### [Material for the task]
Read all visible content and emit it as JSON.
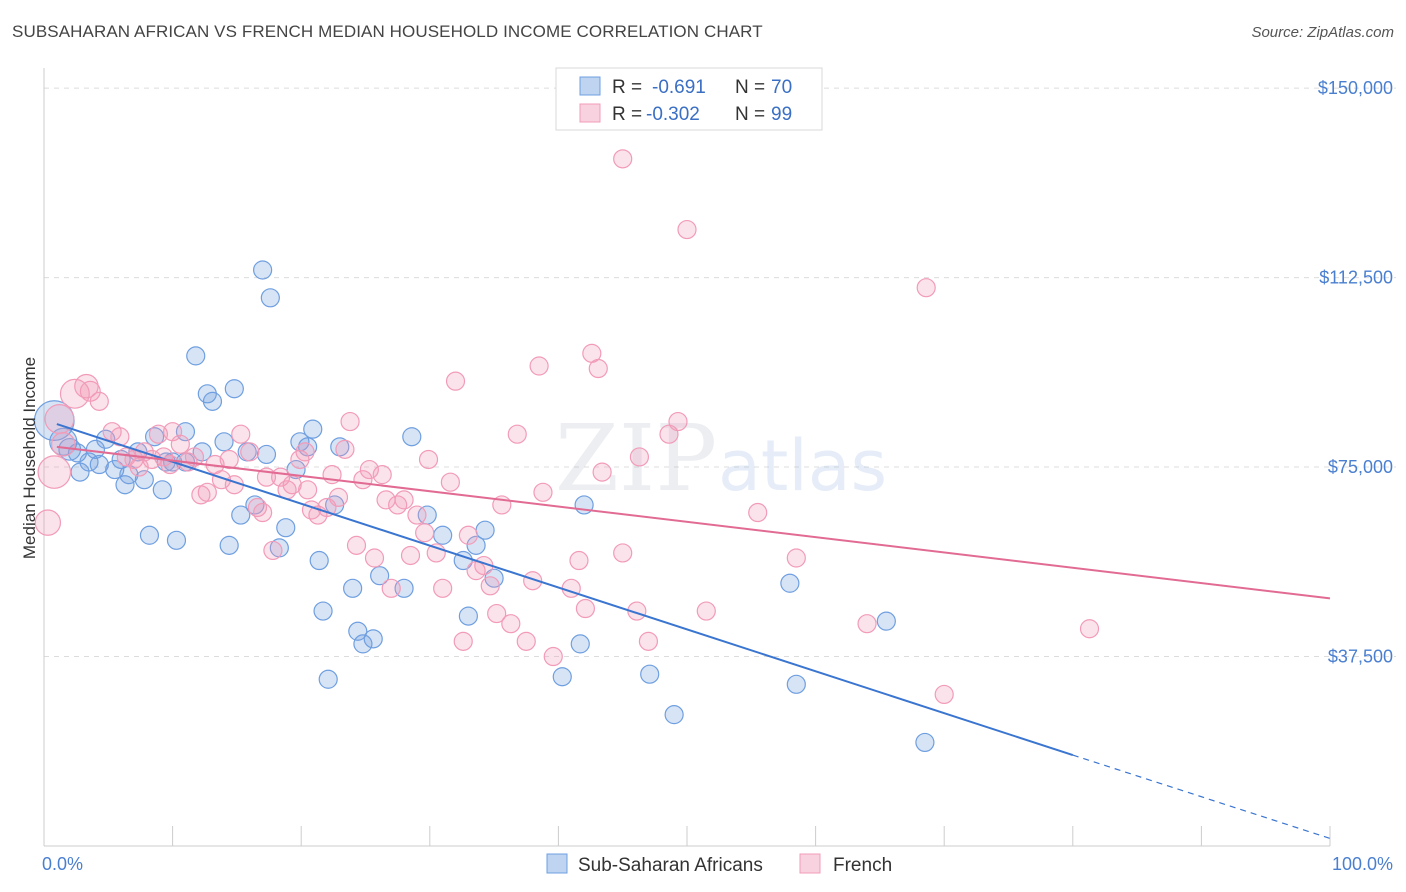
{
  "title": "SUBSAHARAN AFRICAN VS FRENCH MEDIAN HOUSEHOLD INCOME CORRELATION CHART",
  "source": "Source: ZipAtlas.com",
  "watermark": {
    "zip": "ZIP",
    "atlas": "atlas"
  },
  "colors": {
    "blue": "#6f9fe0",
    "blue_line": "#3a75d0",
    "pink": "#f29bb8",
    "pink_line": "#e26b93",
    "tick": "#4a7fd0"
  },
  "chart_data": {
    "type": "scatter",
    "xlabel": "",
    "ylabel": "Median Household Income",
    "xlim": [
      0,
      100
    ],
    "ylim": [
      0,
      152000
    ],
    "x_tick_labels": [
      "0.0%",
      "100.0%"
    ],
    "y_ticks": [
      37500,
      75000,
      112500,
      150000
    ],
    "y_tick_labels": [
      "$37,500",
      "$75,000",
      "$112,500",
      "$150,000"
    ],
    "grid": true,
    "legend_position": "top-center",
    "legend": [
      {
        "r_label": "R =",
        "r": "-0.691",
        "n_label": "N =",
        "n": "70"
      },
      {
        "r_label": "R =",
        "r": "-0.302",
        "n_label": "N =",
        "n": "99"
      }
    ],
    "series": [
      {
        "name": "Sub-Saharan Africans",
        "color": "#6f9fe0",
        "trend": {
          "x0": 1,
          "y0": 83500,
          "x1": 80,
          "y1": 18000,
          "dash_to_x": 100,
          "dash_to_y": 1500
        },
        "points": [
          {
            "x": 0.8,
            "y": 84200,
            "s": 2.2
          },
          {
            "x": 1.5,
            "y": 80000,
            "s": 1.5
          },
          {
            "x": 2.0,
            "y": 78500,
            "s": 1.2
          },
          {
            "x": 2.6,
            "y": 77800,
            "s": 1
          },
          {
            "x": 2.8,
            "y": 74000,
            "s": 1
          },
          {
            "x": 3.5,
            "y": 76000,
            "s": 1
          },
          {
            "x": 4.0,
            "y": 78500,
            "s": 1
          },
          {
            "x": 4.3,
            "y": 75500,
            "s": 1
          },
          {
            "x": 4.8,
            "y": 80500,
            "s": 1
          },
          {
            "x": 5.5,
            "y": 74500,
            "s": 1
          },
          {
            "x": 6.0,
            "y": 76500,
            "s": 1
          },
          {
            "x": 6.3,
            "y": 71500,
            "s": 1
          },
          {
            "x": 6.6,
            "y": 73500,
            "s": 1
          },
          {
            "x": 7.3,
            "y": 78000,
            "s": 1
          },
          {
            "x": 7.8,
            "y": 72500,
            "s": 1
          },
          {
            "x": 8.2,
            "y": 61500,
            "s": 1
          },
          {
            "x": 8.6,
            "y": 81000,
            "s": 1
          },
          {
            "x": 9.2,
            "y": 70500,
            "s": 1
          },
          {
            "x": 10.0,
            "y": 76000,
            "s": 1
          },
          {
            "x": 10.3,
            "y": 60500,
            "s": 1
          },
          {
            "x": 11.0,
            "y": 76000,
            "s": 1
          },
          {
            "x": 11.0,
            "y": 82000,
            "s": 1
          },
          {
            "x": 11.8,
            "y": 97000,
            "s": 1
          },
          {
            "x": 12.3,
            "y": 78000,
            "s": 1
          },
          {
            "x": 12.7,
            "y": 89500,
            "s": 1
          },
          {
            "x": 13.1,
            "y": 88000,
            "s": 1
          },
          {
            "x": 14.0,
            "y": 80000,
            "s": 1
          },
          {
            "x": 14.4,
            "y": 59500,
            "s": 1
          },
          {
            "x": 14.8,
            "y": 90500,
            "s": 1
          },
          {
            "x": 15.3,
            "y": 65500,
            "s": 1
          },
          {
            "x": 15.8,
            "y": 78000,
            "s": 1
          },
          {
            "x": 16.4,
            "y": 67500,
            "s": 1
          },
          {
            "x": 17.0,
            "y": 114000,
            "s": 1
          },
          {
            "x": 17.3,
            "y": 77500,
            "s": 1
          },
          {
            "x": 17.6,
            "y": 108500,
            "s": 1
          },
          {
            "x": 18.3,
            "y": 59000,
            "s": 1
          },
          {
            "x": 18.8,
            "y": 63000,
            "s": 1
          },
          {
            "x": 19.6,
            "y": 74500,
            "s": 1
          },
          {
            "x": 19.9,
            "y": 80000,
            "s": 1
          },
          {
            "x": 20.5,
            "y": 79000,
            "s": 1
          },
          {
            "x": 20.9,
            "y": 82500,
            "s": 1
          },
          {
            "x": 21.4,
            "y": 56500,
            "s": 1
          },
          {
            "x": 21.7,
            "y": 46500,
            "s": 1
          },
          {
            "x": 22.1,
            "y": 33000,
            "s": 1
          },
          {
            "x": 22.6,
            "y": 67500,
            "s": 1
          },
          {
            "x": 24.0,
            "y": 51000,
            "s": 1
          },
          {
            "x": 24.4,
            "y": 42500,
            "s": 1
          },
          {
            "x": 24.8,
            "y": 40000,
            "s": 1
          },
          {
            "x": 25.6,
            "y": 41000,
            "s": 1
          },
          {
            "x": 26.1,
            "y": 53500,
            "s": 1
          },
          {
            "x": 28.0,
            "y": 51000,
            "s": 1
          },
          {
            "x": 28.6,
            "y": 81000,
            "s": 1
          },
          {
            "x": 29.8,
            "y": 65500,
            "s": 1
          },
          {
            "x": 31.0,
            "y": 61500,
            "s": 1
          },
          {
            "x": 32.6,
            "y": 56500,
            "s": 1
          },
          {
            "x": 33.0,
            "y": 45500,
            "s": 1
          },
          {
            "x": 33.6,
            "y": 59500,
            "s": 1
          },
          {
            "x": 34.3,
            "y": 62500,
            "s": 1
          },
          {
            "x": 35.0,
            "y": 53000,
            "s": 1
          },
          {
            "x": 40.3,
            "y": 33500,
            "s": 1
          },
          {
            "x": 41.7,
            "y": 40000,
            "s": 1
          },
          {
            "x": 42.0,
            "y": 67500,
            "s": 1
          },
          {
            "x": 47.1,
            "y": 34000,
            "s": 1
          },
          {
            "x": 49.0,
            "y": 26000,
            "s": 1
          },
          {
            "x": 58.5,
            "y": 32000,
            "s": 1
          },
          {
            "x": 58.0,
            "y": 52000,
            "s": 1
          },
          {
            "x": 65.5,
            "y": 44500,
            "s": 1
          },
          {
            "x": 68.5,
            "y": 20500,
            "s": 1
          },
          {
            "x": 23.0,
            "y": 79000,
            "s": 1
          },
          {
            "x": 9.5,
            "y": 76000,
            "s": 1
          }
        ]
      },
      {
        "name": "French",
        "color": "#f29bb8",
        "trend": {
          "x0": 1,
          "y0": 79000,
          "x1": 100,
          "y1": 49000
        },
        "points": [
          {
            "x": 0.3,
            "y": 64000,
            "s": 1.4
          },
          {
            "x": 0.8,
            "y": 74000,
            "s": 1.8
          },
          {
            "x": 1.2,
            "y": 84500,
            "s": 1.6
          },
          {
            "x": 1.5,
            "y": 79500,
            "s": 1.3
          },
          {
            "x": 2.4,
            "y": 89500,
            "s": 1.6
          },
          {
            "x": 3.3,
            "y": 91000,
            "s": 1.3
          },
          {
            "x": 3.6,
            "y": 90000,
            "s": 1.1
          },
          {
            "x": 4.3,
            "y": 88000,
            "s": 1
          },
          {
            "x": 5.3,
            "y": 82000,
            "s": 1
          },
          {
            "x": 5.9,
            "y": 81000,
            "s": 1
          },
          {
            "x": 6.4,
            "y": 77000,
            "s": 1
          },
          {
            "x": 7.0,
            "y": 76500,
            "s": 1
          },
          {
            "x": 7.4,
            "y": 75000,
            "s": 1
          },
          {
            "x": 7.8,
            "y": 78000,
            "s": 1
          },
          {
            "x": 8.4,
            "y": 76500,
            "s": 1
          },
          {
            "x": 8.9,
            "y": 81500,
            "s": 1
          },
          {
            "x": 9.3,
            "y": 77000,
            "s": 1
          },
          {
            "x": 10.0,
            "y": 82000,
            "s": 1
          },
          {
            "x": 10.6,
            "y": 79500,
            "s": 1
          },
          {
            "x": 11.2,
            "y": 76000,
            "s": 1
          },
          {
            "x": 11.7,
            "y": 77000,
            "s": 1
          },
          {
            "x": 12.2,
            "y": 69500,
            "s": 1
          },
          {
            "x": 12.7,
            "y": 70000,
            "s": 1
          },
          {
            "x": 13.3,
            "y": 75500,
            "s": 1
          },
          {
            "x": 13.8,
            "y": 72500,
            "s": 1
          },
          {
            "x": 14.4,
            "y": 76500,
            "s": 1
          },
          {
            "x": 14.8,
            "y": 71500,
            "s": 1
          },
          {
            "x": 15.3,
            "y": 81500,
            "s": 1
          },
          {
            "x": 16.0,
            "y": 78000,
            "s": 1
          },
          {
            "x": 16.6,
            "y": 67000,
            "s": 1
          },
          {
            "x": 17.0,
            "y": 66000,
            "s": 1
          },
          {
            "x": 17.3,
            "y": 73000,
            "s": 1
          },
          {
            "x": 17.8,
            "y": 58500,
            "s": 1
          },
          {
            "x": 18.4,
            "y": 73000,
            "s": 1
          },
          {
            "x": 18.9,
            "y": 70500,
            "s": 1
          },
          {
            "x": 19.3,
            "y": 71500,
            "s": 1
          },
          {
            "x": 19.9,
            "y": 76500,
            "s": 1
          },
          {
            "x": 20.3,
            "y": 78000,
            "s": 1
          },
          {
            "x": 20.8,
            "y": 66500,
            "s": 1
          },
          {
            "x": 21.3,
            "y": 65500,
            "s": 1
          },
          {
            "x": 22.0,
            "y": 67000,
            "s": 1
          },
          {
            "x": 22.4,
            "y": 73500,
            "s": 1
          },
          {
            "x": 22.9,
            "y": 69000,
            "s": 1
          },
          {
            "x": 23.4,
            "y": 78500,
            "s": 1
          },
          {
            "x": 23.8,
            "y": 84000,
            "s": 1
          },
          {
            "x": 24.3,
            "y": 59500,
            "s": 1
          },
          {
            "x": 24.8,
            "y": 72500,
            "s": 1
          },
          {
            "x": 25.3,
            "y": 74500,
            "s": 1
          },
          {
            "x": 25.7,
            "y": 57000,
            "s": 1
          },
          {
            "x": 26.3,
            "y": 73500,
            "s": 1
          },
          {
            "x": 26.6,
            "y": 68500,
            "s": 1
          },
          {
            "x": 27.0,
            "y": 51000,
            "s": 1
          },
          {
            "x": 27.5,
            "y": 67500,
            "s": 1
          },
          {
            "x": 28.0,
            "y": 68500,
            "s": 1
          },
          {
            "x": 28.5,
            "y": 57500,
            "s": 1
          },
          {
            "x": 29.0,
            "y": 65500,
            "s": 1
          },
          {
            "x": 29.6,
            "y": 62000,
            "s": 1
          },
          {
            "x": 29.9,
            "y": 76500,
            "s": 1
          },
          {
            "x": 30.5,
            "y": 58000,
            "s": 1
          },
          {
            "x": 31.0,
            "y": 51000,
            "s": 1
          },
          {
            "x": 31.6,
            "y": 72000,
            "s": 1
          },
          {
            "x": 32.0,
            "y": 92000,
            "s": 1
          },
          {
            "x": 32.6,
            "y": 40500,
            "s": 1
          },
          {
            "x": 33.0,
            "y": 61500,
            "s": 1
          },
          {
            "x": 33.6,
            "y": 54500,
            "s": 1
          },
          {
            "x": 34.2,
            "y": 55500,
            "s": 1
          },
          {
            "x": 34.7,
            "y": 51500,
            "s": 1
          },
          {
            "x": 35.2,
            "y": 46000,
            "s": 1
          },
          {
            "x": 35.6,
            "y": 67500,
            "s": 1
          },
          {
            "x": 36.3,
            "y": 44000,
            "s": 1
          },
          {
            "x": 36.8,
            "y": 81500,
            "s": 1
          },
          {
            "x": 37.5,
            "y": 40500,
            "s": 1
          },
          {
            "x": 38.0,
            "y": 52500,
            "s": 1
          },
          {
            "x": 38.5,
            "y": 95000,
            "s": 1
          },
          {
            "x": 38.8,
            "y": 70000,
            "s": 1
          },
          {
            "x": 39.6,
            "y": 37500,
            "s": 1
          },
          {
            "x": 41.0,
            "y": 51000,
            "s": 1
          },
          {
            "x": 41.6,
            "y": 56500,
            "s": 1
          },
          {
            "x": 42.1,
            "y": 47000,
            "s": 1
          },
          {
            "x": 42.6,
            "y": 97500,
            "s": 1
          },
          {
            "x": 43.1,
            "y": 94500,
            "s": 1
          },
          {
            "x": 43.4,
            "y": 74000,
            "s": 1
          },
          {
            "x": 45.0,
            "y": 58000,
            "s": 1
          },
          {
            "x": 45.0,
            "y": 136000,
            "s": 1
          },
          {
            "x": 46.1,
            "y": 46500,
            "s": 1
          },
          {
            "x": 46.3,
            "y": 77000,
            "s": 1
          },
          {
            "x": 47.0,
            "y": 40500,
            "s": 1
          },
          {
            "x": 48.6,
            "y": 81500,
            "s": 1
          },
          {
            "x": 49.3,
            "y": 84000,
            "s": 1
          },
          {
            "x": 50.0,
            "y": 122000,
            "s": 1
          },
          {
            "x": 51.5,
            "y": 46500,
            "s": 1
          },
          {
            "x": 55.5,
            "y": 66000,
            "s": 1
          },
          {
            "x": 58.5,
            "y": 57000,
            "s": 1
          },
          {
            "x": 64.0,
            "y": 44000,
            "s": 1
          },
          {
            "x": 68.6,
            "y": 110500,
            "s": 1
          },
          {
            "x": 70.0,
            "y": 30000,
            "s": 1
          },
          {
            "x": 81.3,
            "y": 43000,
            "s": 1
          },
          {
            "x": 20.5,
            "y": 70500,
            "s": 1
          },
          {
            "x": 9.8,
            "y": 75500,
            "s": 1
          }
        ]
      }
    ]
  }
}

### [Short problem]
Which lines include the word "name"? List them all.

### [Solved problem]
        "name": "Sub-Saharan Africans",
        "name": "French",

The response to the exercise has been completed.